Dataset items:
--- BEGIN ---

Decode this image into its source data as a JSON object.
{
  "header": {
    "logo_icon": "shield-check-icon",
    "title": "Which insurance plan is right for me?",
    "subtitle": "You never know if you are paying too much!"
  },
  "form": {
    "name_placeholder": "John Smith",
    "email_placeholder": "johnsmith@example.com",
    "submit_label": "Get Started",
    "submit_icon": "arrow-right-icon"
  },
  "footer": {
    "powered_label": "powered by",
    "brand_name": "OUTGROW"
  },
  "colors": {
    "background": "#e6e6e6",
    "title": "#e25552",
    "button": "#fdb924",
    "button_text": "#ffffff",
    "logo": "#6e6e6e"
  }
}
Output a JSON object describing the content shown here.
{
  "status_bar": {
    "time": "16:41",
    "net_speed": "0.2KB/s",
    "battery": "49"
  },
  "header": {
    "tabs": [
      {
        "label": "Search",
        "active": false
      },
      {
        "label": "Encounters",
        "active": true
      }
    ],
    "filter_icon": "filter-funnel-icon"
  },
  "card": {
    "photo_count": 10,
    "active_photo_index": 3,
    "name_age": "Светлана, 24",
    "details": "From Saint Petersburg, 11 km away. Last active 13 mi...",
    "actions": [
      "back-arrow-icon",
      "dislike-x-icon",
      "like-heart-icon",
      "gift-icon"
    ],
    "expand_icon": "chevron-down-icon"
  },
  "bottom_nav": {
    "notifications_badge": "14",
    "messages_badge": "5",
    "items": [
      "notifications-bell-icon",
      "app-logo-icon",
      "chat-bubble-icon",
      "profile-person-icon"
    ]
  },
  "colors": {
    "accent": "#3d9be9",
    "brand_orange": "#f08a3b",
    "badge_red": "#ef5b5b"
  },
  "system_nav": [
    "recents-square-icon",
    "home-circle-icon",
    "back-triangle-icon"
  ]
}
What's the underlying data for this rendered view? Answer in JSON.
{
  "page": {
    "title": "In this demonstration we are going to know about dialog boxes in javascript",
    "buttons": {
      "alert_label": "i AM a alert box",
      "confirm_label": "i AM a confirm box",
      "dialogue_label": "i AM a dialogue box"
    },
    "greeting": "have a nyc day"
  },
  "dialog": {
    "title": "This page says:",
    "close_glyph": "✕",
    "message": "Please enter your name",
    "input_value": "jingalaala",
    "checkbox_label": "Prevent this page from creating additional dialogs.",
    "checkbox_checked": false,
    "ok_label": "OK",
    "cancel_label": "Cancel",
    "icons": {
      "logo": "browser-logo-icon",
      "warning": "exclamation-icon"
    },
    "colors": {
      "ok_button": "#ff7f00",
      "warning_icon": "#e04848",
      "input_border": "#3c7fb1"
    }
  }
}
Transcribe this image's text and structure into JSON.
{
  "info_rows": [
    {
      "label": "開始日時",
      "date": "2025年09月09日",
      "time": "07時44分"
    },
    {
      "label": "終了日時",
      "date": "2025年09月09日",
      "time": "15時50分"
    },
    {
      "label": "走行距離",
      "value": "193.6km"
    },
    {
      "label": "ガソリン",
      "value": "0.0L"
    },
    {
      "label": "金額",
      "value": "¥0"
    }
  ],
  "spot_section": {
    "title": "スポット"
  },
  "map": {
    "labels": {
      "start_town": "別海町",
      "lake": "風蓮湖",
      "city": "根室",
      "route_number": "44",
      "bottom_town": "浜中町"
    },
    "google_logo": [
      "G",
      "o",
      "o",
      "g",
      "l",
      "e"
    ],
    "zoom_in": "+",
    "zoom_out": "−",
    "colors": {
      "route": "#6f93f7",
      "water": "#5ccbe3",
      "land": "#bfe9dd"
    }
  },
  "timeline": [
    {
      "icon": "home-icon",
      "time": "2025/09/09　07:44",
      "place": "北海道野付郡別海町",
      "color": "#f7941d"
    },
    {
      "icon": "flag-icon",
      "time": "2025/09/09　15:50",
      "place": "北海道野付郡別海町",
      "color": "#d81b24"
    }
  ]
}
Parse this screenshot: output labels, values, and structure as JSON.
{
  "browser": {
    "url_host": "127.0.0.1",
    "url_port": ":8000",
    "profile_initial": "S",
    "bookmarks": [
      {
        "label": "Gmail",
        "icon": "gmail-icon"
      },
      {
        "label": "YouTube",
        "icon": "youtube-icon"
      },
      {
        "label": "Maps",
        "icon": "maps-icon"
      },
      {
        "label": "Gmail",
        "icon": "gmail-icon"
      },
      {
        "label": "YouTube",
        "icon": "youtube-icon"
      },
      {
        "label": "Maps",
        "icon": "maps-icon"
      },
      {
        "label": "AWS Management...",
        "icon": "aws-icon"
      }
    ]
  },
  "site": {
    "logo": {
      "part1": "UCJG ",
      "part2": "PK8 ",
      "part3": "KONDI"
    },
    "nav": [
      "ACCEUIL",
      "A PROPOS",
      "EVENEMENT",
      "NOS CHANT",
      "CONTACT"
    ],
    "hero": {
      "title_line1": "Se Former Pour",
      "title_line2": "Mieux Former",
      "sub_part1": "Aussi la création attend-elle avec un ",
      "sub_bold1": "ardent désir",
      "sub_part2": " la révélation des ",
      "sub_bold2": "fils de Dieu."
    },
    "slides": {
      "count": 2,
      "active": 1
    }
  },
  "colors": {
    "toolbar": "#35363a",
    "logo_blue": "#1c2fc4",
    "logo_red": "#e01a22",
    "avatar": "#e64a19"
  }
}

--- END ---

Exercise brief
Copy every line of the material, please, keeping it exactly the same.

Solution below
Decode this image into its source data as a JSON object.
{
  "header": {
    "logo_icon": "shield-check-icon",
    "title": "Which insurance plan is right for me?",
    "subtitle": "You never know if you are paying too much!"
  },
  "form": {
    "name_placeholder": "John Smith",
    "email_placeholder": "johnsmith@example.com",
    "submit_label": "Get Started",
    "submit_icon": "arrow-right-icon"
  },
  "footer": {
    "powered_label": "powered by",
    "brand_name": "OUTGROW"
  },
  "colors": {
    "background": "#e6e6e6",
    "title": "#e25552",
    "button": "#fdb924",
    "button_text": "#ffffff",
    "logo": "#6e6e6e"
  }
}
Output a JSON object describing the content shown here.
{
  "status_bar": {
    "time": "16:41",
    "net_speed": "0.2KB/s",
    "battery": "49"
  },
  "header": {
    "tabs": [
      {
        "label": "Search",
        "active": false
      },
      {
        "label": "Encounters",
        "active": true
      }
    ],
    "filter_icon": "filter-funnel-icon"
  },
  "card": {
    "photo_count": 10,
    "active_photo_index": 3,
    "name_age": "Светлана, 24",
    "details": "From Saint Petersburg, 11 km away. Last active 13 mi...",
    "actions": [
      "back-arrow-icon",
      "dislike-x-icon",
      "like-heart-icon",
      "gift-icon"
    ],
    "expand_icon": "chevron-down-icon"
  },
  "bottom_nav": {
    "notifications_badge": "14",
    "messages_badge": "5",
    "items": [
      "notifications-bell-icon",
      "app-logo-icon",
      "chat-bubble-icon",
      "profile-person-icon"
    ]
  },
  "colors": {
    "accent": "#3d9be9",
    "brand_orange": "#f08a3b",
    "badge_red": "#ef5b5b"
  },
  "system_nav": [
    "recents-square-icon",
    "home-circle-icon",
    "back-triangle-icon"
  ]
}
What's the underlying data for this rendered view? Answer in JSON.
{
  "page": {
    "title": "In this demonstration we are going to know about dialog boxes in javascript",
    "buttons": {
      "alert_label": "i AM a alert box",
      "confirm_label": "i AM a confirm box",
      "dialogue_label": "i AM a dialogue box"
    },
    "greeting": "have a nyc day"
  },
  "dialog": {
    "title": "This page says:",
    "close_glyph": "✕",
    "message": "Please enter your name",
    "input_value": "jingalaala",
    "checkbox_label": "Prevent this page from creating additional dialogs.",
    "checkbox_checked": false,
    "ok_label": "OK",
    "cancel_label": "Cancel",
    "icons": {
      "logo": "browser-logo-icon",
      "warning": "exclamation-icon"
    },
    "colors": {
      "ok_button": "#ff7f00",
      "warning_icon": "#e04848",
      "input_border": "#3c7fb1"
    }
  }
}
Transcribe this image's text and structure into JSON.
{
  "info_rows": [
    {
      "label": "開始日時",
      "date": "2025年09月09日",
      "time": "07時44分"
    },
    {
      "label": "終了日時",
      "date": "2025年09月09日",
      "time": "15時50分"
    },
    {
      "label": "走行距離",
      "value": "193.6km"
    },
    {
      "label": "ガソリン",
      "value": "0.0L"
    },
    {
      "label": "金額",
      "value": "¥0"
    }
  ],
  "spot_section": {
    "title": "スポット"
  },
  "map": {
    "labels": {
      "start_town": "別海町",
      "lake": "風蓮湖",
      "city": "根室",
      "route_number": "44",
      "bottom_town": "浜中町"
    },
    "google_logo": [
      "G",
      "o",
      "o",
      "g",
      "l",
      "e"
    ],
    "zoom_in": "+",
    "zoom_out": "−",
    "colors": {
      "route": "#6f93f7",
      "water": "#5ccbe3",
      "land": "#bfe9dd"
    }
  },
  "timeline": [
    {
      "icon": "home-icon",
      "time": "2025/09/09　07:44",
      "place": "北海道野付郡別海町",
      "color": "#f7941d"
    },
    {
      "icon": "flag-icon",
      "time": "2025/09/09　15:50",
      "place": "北海道野付郡別海町",
      "color": "#d81b24"
    }
  ]
}
Parse this screenshot: output labels, values, and structure as JSON.
{
  "browser": {
    "url_host": "127.0.0.1",
    "url_port": ":8000",
    "profile_initial": "S",
    "bookmarks": [
      {
        "label": "Gmail",
        "icon": "gmail-icon"
      },
      {
        "label": "YouTube",
        "icon": "youtube-icon"
      },
      {
        "label": "Maps",
        "icon": "maps-icon"
      },
      {
        "label": "Gmail",
        "icon": "gmail-icon"
      },
      {
        "label": "YouTube",
        "icon": "youtube-icon"
      },
      {
        "label": "Maps",
        "icon": "maps-icon"
      },
      {
        "label": "AWS Management...",
        "icon": "aws-icon"
      }
    ]
  },
  "site": {
    "logo": {
      "part1": "UCJG ",
      "part2": "PK8 ",
      "part3": "KONDI"
    },
    "nav": [
      "ACCEUIL",
      "A PROPOS",
      "EVENEMENT",
      "NOS CHANT",
      "CONTACT"
    ],
    "hero": {
      "title_line1": "Se Former Pour",
      "title_line2": "Mieux Former",
      "sub_part1": "Aussi la création attend-elle avec un ",
      "sub_bold1": "ardent désir",
      "sub_part2": " la révélation des ",
      "sub_bold2": "fils de Dieu."
    },
    "slides": {
      "count": 2,
      "active": 1
    }
  },
  "colors": {
    "toolbar": "#35363a",
    "logo_blue": "#1c2fc4",
    "logo_red": "#e01a22",
    "avatar": "#e64a19"
  }
}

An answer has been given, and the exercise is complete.